# [TASK DETAILS]
What is the number of lines in the entries below that include the word "title"? Provide the number only.

───── MATERIAL PROVIDED

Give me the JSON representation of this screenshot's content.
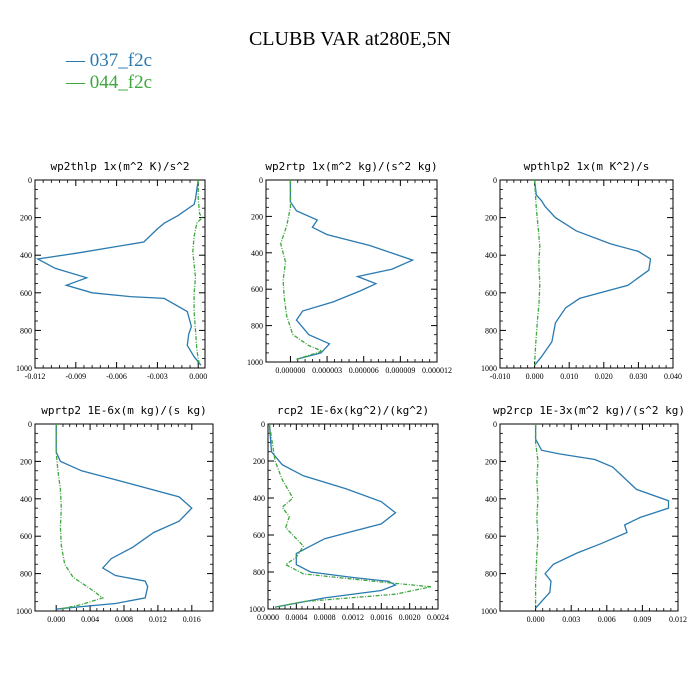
{
  "title": "CLUBB VAR at280E,5N",
  "legend": [
    {
      "label": "— 037_f2c",
      "color": "#2a7ab0"
    },
    {
      "label": "— 044_f2c",
      "color": "#3ea83e"
    }
  ],
  "chart_data": [
    {
      "type": "line",
      "title": "wp2thlp   1x(m^2 K)/s^2",
      "xlim": [
        -0.012,
        0.0005
      ],
      "ylim": [
        1000,
        0
      ],
      "x_ticks": [
        "-0.012",
        "-0.009",
        "-0.006",
        "-0.003",
        "0.000"
      ],
      "x_tick_values": [
        -0.012,
        -0.009,
        -0.006,
        -0.003,
        0.0
      ],
      "y_ticks": [
        "0",
        "200",
        "400",
        "600",
        "800",
        "1000"
      ],
      "y_tick_values": [
        0,
        200,
        400,
        600,
        800,
        1000
      ],
      "series": [
        {
          "name": "037_f2c",
          "color": "#2a7ab0",
          "x": [
            0.0,
            -0.0002,
            -0.0003,
            -0.0015,
            -0.0025,
            -0.003,
            -0.004,
            -0.009,
            -0.0118,
            -0.0105,
            -0.0082,
            -0.0097,
            -0.0078,
            -0.005,
            -0.0025,
            -0.0008,
            -0.0005,
            -0.0007,
            -0.0008,
            -0.0003,
            0.0002
          ],
          "y": [
            0,
            100,
            130,
            190,
            230,
            260,
            330,
            390,
            420,
            470,
            520,
            560,
            600,
            620,
            630,
            700,
            780,
            820,
            880,
            940,
            985
          ]
        },
        {
          "name": "044_f2c",
          "color": "#3ea83e",
          "dashed": true,
          "x": [
            0.0,
            0.0,
            0.0001,
            0.0003,
            -0.0001,
            -0.0003,
            -0.0004,
            -0.0003,
            -0.0002,
            -0.0003,
            -0.0003,
            -0.0002,
            -0.0001,
            0.0,
            0.0001
          ],
          "y": [
            0,
            100,
            180,
            200,
            230,
            300,
            380,
            450,
            520,
            600,
            700,
            800,
            900,
            950,
            985
          ]
        }
      ]
    },
    {
      "type": "line",
      "title": "wp2rtp   1x(m^2 kg)/(s^2 kg)",
      "xlim": [
        -2e-06,
        1.2e-05
      ],
      "ylim": [
        1000,
        0
      ],
      "x_ticks": [
        "0.000000",
        "0.000003",
        "0.000006",
        "0.000009",
        "0.000012"
      ],
      "x_tick_values": [
        0.0,
        3e-06,
        6e-06,
        9e-06,
        1.2e-05
      ],
      "y_ticks": [
        "0",
        "200",
        "400",
        "600",
        "800",
        "1000"
      ],
      "y_tick_values": [
        0,
        200,
        400,
        600,
        800,
        1000
      ],
      "series": [
        {
          "name": "037_f2c",
          "color": "#2a7ab0",
          "x": [
            0.0,
            0.0,
            5e-07,
            2.2e-06,
            1.8e-06,
            3e-06,
            6.5e-06,
            1e-05,
            8.3e-06,
            5.5e-06,
            7e-06,
            5.7e-06,
            3.5e-06,
            1e-06,
            5e-07,
            1.5e-06,
            3.2e-06,
            2.5e-06,
            5e-07
          ],
          "y": [
            0,
            120,
            170,
            220,
            260,
            300,
            360,
            440,
            490,
            530,
            570,
            610,
            670,
            720,
            770,
            850,
            900,
            950,
            985
          ]
        },
        {
          "name": "044_f2c",
          "color": "#3ea83e",
          "dashed": true,
          "x": [
            0.0,
            0.0,
            -3e-07,
            -8e-07,
            -4e-07,
            -6e-07,
            -5e-07,
            -3e-07,
            2e-07,
            1.5e-06,
            2.6e-06,
            5e-07
          ],
          "y": [
            0,
            150,
            250,
            350,
            450,
            550,
            650,
            750,
            850,
            910,
            940,
            985
          ]
        }
      ]
    },
    {
      "type": "line",
      "title": "wpthlp2   1x(m K^2)/s",
      "xlim": [
        -0.01,
        0.04
      ],
      "ylim": [
        1000,
        0
      ],
      "x_ticks": [
        "-0.010",
        "0.000",
        "0.010",
        "0.020",
        "0.030",
        "0.040"
      ],
      "x_tick_values": [
        -0.01,
        0.0,
        0.01,
        0.02,
        0.03,
        0.04
      ],
      "y_ticks": [
        "0",
        "200",
        "400",
        "600",
        "800",
        "1000"
      ],
      "y_tick_values": [
        0,
        200,
        400,
        600,
        800,
        1000
      ],
      "series": [
        {
          "name": "037_f2c",
          "color": "#2a7ab0",
          "x": [
            0.0,
            0.0005,
            0.002,
            0.003,
            0.006,
            0.012,
            0.022,
            0.03,
            0.0335,
            0.033,
            0.027,
            0.013,
            0.009,
            0.006,
            0.005,
            0.002,
            0.0
          ],
          "y": [
            0,
            80,
            110,
            140,
            200,
            270,
            340,
            380,
            420,
            480,
            560,
            630,
            680,
            760,
            860,
            940,
            985
          ]
        },
        {
          "name": "044_f2c",
          "color": "#3ea83e",
          "dashed": true,
          "x": [
            0.0,
            0.0005,
            0.001,
            0.0015,
            0.0012,
            0.0015,
            0.0013,
            0.0008,
            0.0003,
            0.0
          ],
          "y": [
            0,
            150,
            250,
            350,
            450,
            550,
            650,
            750,
            880,
            985
          ]
        }
      ]
    },
    {
      "type": "line",
      "title": "wprtp2   1E-6x(m kg)/(s kg)",
      "xlim": [
        -0.0025,
        0.0185
      ],
      "ylim": [
        1000,
        0
      ],
      "x_ticks": [
        "0.000",
        "0.004",
        "0.008",
        "0.012",
        "0.016"
      ],
      "x_tick_values": [
        0.0,
        0.004,
        0.008,
        0.012,
        0.016
      ],
      "y_ticks": [
        "0",
        "200",
        "400",
        "600",
        "800",
        "1000"
      ],
      "y_tick_values": [
        0,
        200,
        400,
        600,
        800,
        1000
      ],
      "series": [
        {
          "name": "037_f2c",
          "color": "#2a7ab0",
          "x": [
            0.0,
            0.0,
            0.0005,
            0.003,
            0.008,
            0.0145,
            0.016,
            0.0145,
            0.0115,
            0.009,
            0.0065,
            0.0055,
            0.007,
            0.0105,
            0.0108,
            0.0105,
            0.007,
            0.001,
            0.0
          ],
          "y": [
            0,
            150,
            200,
            250,
            310,
            390,
            450,
            520,
            580,
            660,
            720,
            770,
            810,
            840,
            870,
            930,
            960,
            985,
            990
          ]
        },
        {
          "name": "044_f2c",
          "color": "#3ea83e",
          "dashed": true,
          "x": [
            0.0,
            0.0,
            0.0002,
            0.0005,
            0.0006,
            0.0005,
            0.0006,
            0.001,
            0.002,
            0.004,
            0.0055,
            0.003,
            0.0005
          ],
          "y": [
            0,
            150,
            250,
            350,
            450,
            550,
            650,
            750,
            820,
            880,
            930,
            965,
            990
          ]
        }
      ]
    },
    {
      "type": "line",
      "title": "rcp2   1E-6x(kg^2)/(kg^2)",
      "xlim": [
        0.0,
        0.0024
      ],
      "ylim": [
        1000,
        0
      ],
      "x_ticks": [
        "0.0000",
        "0.0004",
        "0.0008",
        "0.0012",
        "0.0016",
        "0.0020",
        "0.0024"
      ],
      "x_tick_values": [
        0.0,
        0.0004,
        0.0008,
        0.0012,
        0.0016,
        0.002,
        0.0024
      ],
      "y_ticks": [
        "0",
        "200",
        "400",
        "600",
        "800",
        "1000"
      ],
      "y_tick_values": [
        0,
        200,
        400,
        600,
        800,
        1000
      ],
      "series": [
        {
          "name": "037_f2c",
          "color": "#2a7ab0",
          "x": [
            2e-05,
            5e-05,
            0.0002,
            0.0005,
            0.0011,
            0.0016,
            0.0018,
            0.0016,
            0.0012,
            0.0008,
            0.0006,
            0.0004,
            0.0004,
            0.0006,
            0.0012,
            0.0017,
            0.0018,
            0.0016,
            0.0008,
            0.0001
          ],
          "y": [
            0,
            150,
            220,
            280,
            350,
            420,
            480,
            540,
            580,
            620,
            660,
            700,
            760,
            800,
            830,
            850,
            870,
            900,
            940,
            990
          ]
        },
        {
          "name": "044_f2c",
          "color": "#3ea83e",
          "dashed": true,
          "x": [
            2e-05,
            0.0001,
            0.0002,
            0.00035,
            0.0002,
            0.0003,
            0.00025,
            0.0004,
            0.0005,
            0.0004,
            0.00025,
            0.0005,
            0.0015,
            0.0023,
            0.0018,
            0.0005,
            0.0001
          ],
          "y": [
            0,
            200,
            300,
            400,
            450,
            500,
            560,
            620,
            660,
            720,
            760,
            810,
            850,
            880,
            920,
            960,
            990
          ]
        }
      ]
    },
    {
      "type": "line",
      "title": "wp2rcp   1E-3x(m^2 kg)/(s^2 kg)",
      "xlim": [
        -0.003,
        0.012
      ],
      "ylim": [
        1000,
        0
      ],
      "x_ticks": [
        "0.000",
        "0.003",
        "0.006",
        "0.009",
        "0.012"
      ],
      "x_tick_values": [
        0.0,
        0.003,
        0.006,
        0.009,
        0.012
      ],
      "y_ticks": [
        "0",
        "200",
        "400",
        "600",
        "800",
        "1000"
      ],
      "y_tick_values": [
        0,
        200,
        400,
        600,
        800,
        1000
      ],
      "series": [
        {
          "name": "037_f2c",
          "color": "#2a7ab0",
          "x": [
            0.0,
            0.0,
            0.0005,
            0.002,
            0.005,
            0.0065,
            0.0085,
            0.0112,
            0.0112,
            0.0088,
            0.0075,
            0.0077,
            0.0055,
            0.0035,
            0.0015,
            0.0008,
            0.0013,
            0.0012,
            0.0005,
            0.0
          ],
          "y": [
            0,
            80,
            140,
            160,
            190,
            230,
            350,
            410,
            450,
            500,
            540,
            580,
            640,
            690,
            750,
            800,
            840,
            900,
            950,
            985
          ]
        },
        {
          "name": "044_f2c",
          "color": "#3ea83e",
          "dashed": true,
          "x": [
            0.0,
            0.0,
            0.0002,
            0.0001,
            0.0002,
            0.0001,
            0.0002,
            0.0001,
            0.0,
            0.0
          ],
          "y": [
            0,
            100,
            200,
            300,
            400,
            500,
            600,
            700,
            850,
            985
          ]
        }
      ]
    }
  ]
}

──────────

# [EXERCISE ANSWER]
7